• **Task**
Go through the data below. List every line that holds the word "фебрильных".

[Source records]
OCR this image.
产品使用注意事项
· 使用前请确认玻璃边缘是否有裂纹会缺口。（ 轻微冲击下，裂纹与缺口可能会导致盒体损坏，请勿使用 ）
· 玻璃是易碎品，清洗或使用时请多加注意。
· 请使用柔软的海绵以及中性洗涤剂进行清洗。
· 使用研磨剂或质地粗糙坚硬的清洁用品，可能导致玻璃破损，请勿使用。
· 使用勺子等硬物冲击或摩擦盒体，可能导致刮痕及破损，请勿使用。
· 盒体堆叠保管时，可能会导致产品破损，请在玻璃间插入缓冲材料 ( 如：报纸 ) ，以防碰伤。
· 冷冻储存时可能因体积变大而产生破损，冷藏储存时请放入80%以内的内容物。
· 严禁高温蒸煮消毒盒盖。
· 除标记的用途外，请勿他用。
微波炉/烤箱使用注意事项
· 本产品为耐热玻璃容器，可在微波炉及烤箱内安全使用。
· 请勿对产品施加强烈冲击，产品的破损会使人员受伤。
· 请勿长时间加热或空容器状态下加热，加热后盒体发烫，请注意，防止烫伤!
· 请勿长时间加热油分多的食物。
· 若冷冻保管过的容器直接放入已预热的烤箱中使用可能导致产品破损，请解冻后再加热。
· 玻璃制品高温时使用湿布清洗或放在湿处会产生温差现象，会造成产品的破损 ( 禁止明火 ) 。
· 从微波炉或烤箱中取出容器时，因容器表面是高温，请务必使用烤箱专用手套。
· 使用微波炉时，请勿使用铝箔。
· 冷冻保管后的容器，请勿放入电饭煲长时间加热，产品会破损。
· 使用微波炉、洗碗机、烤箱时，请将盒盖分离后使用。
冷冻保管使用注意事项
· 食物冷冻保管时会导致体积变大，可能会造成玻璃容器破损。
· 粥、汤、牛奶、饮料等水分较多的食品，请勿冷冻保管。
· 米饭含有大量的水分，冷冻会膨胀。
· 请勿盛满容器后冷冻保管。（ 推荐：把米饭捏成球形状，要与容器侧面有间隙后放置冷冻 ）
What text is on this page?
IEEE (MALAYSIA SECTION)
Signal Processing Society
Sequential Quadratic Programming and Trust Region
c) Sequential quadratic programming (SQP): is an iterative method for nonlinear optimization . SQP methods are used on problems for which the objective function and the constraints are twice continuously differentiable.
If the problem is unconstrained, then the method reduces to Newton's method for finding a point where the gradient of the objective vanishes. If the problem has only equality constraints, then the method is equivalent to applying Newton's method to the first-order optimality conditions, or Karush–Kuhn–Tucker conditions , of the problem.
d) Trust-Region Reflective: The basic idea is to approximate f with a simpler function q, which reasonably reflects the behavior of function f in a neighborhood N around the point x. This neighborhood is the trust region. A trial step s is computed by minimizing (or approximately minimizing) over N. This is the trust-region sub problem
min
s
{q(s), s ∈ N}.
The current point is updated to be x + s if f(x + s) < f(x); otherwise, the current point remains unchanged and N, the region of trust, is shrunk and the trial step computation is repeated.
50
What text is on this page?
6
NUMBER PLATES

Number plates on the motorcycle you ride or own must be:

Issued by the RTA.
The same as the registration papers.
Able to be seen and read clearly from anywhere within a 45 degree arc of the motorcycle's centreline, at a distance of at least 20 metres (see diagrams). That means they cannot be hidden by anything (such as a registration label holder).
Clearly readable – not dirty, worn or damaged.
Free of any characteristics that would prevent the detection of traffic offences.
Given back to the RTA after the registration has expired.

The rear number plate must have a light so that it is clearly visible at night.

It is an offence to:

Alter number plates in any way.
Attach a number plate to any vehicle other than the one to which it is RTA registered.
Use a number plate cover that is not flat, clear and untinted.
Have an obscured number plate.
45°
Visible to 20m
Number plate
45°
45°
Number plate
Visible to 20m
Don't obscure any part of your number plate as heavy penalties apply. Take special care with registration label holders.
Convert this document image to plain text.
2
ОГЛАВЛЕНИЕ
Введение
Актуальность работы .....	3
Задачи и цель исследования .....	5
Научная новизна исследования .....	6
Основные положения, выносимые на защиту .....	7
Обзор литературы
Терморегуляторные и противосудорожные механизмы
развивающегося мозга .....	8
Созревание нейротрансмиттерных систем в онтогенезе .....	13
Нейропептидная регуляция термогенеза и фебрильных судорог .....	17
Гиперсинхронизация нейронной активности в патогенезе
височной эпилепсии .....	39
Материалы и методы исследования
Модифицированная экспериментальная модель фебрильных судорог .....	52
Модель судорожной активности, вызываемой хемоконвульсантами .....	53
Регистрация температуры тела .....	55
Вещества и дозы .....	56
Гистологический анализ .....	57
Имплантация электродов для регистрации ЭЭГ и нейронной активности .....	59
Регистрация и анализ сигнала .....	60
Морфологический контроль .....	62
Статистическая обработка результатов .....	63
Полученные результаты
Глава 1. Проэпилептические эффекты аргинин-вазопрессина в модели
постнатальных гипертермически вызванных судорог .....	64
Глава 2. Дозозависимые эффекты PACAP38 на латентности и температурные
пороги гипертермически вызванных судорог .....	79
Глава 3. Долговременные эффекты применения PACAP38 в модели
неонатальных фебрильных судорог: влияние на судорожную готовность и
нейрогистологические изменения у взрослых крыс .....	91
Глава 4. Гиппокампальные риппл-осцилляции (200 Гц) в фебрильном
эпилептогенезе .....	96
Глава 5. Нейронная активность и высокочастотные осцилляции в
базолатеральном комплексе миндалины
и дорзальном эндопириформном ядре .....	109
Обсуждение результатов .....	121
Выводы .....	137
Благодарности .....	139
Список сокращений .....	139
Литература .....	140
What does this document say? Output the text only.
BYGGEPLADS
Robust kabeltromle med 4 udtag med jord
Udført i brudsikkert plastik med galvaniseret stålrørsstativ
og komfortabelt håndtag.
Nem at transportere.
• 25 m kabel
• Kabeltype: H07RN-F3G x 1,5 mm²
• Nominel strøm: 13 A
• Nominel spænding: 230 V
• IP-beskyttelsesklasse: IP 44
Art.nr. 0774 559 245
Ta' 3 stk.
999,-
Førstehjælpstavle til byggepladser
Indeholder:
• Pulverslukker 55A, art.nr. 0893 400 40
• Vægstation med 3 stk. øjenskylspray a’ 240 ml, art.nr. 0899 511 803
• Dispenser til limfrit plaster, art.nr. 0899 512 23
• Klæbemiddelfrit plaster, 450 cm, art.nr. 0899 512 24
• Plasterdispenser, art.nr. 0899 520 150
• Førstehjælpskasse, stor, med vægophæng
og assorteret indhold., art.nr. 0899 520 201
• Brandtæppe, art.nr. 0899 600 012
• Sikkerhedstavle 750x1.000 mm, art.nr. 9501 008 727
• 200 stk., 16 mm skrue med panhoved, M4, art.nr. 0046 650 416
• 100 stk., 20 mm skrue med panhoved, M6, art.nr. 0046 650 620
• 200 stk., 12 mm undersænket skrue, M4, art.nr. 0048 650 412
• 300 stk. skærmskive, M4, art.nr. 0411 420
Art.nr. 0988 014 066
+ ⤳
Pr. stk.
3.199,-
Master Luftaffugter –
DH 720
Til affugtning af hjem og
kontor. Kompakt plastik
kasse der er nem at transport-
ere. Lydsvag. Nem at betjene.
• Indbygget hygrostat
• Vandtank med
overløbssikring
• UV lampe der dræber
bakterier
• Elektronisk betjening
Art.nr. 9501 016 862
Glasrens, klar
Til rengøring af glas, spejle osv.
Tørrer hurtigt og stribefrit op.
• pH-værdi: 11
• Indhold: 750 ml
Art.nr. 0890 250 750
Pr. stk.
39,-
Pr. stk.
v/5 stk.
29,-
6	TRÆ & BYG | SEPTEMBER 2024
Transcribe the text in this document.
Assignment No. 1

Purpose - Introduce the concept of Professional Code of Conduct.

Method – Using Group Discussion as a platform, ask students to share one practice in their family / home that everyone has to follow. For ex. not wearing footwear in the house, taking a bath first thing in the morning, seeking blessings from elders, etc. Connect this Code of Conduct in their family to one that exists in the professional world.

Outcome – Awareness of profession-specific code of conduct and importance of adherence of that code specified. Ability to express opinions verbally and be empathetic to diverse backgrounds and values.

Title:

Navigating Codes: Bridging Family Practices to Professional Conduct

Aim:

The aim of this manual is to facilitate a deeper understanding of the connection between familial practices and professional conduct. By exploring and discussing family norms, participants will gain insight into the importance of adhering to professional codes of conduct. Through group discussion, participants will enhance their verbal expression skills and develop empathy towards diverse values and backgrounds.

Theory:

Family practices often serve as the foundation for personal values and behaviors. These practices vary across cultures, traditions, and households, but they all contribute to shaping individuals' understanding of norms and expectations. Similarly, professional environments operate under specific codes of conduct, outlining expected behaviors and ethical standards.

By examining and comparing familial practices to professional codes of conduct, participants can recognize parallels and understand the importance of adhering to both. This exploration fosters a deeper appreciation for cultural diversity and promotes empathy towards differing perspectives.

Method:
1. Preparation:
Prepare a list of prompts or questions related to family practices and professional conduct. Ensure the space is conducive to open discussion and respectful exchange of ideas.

• **Completed task**
Нейропептидная регуляция термогенеза и фебрильных судорог .....	17
Модифицированная экспериментальная модель фебрильных судорог .....	52
неонатальных фебрильных судорог: влияние на судорожную готовность и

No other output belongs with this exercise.